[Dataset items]

Begin

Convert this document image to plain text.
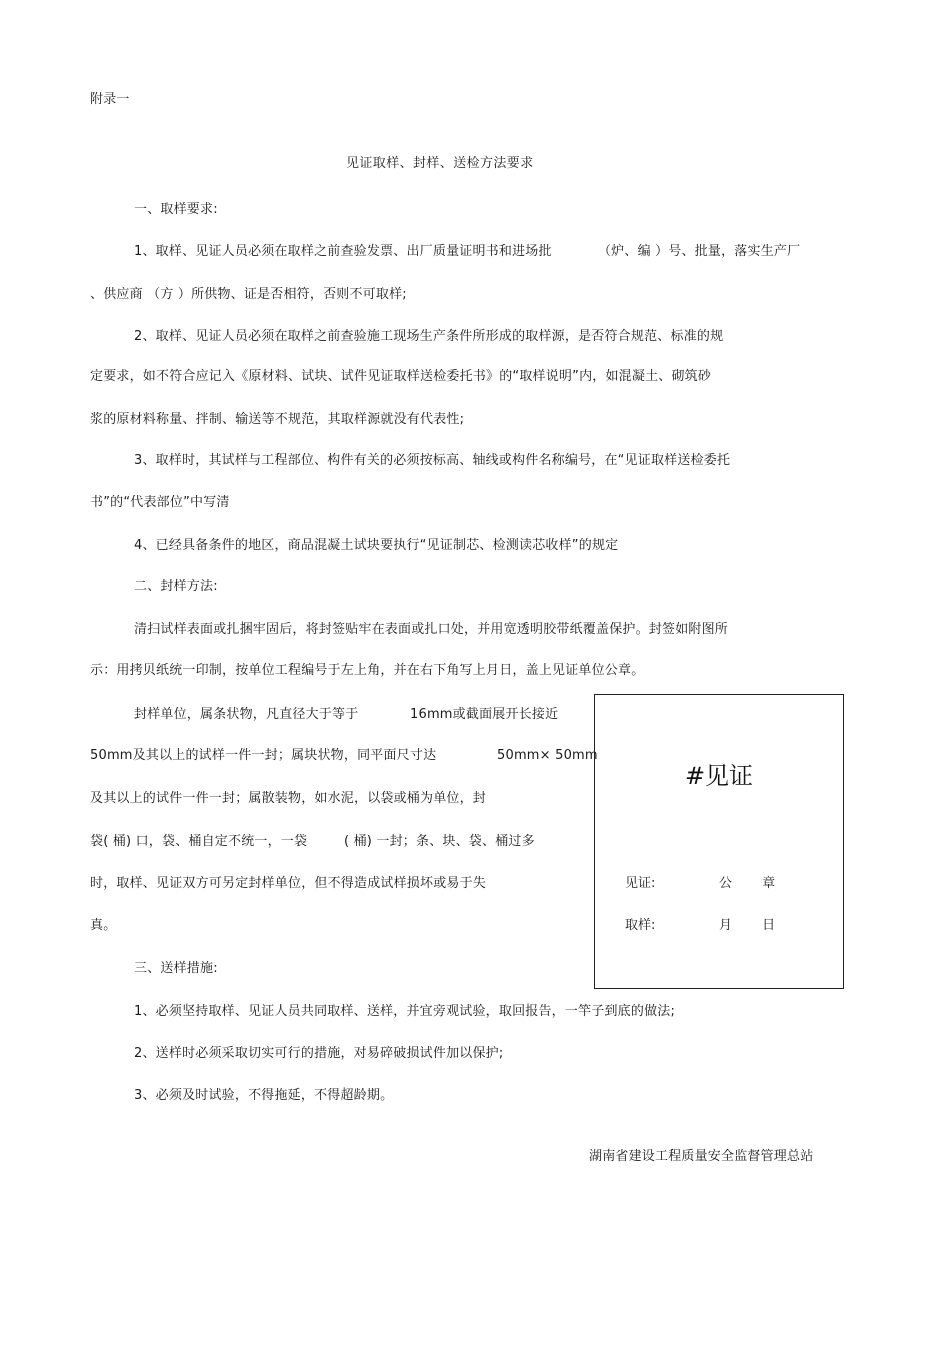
附录一
见证取样、封样、送检方法要求
一、取样要求:
1、取样、见证人员必须在取样之前查验发票、出厂质量证明书和进场批　　　　（炉、编 ）号、批量，落实生产厂
、供应商 （方 ）所供物、证是否相符，否则不可取样;
2、取样、见证人员必须在取样之前查验施工现场生产条件所形成的取样源，是否符合规范、标准的规
定要求，如不符合应记入《原材料、试块、试件见证取样送检委托书》的“取样说明”内，如混凝土、砌筑砂
浆的原材料称量、拌制、输送等不规范，其取样源就没有代表性;
3、取样时，其试样与工程部位、构件有关的必须按标高、轴线或构件名称编号，在“见证取样送检委托
书”的“代表部位”中写清
4、已经具备条件的地区，商品混凝土试块要执行“见证制芯、检测读芯收样”的规定
二、封样方法:
清扫试样表面或扎捆牢固后，将封签贴牢在表面或扎口处，并用宽透明胶带纸覆盖保护。封签如附图所
示：用拷贝纸统一印制，按单位工程编号于左上角，并在右下角写上月日，盖上见证单位公章。
封样单位，属条状物，凡直径大于等于	16mm或截面展开长接近
50mm及其以上的试样一件一封；属块状物，同平面尺寸达	50mm× 50mm
及其以上的试件一件一封；属散装物，如水泥，以袋或桶为单位，封
袋( 桶) 口，袋、桶自定不统一，一袋	( 桶) 一封；条、块、袋、桶过多
时，取样、见证双方可另定封样单位，但不得造成试样损坏或易于失
真。
#见证
见证:	公 章
取样:	月 日
三、送样措施:
1、必须坚持取样、见证人员共同取样、送样，并宜旁观试验，取回报告，一竿子到底的做法;
2、送样时必须采取切实可行的措施，对易碎破损试件加以保护;
3、必须及时试验，不得拖延，不得超龄期。
湖南省建设工程质量安全监督管理总站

End

◆ **WORK INSTRUCTIONS**
Reproduce all of the data exactly; the pictures do not belong in the copy.

◆ **ANSWER FOR THE TASK**
Convert this document image to plain text.
附录一
见证取样、封样、送检方法要求
一、取样要求:
1、取样、见证人员必须在取样之前查验发票、出厂质量证明书和进场批　　　　（炉、编 ）号、批量，落实生产厂
、供应商 （方 ）所供物、证是否相符，否则不可取样;
2、取样、见证人员必须在取样之前查验施工现场生产条件所形成的取样源，是否符合规范、标准的规
定要求，如不符合应记入《原材料、试块、试件见证取样送检委托书》的“取样说明”内，如混凝土、砌筑砂
浆的原材料称量、拌制、输送等不规范，其取样源就没有代表性;
3、取样时，其试样与工程部位、构件有关的必须按标高、轴线或构件名称编号，在“见证取样送检委托
书”的“代表部位”中写清
4、已经具备条件的地区，商品混凝土试块要执行“见证制芯、检测读芯收样”的规定
二、封样方法:
清扫试样表面或扎捆牢固后，将封签贴牢在表面或扎口处，并用宽透明胶带纸覆盖保护。封签如附图所
示：用拷贝纸统一印制，按单位工程编号于左上角，并在右下角写上月日，盖上见证单位公章。
封样单位，属条状物，凡直径大于等于	16mm或截面展开长接近
50mm及其以上的试样一件一封；属块状物，同平面尺寸达	50mm× 50mm
及其以上的试件一件一封；属散装物，如水泥，以袋或桶为单位，封
袋( 桶) 口，袋、桶自定不统一，一袋	( 桶) 一封；条、块、袋、桶过多
时，取样、见证双方可另定封样单位，但不得造成试样损坏或易于失
真。
#见证
见证:	公 章
取样:	月 日
三、送样措施:
1、必须坚持取样、见证人员共同取样、送样，并宜旁观试验，取回报告，一竿子到底的做法;
2、送样时必须采取切实可行的措施，对易碎破损试件加以保护;
3、必须及时试验，不得拖延，不得超龄期。
湖南省建设工程质量安全监督管理总站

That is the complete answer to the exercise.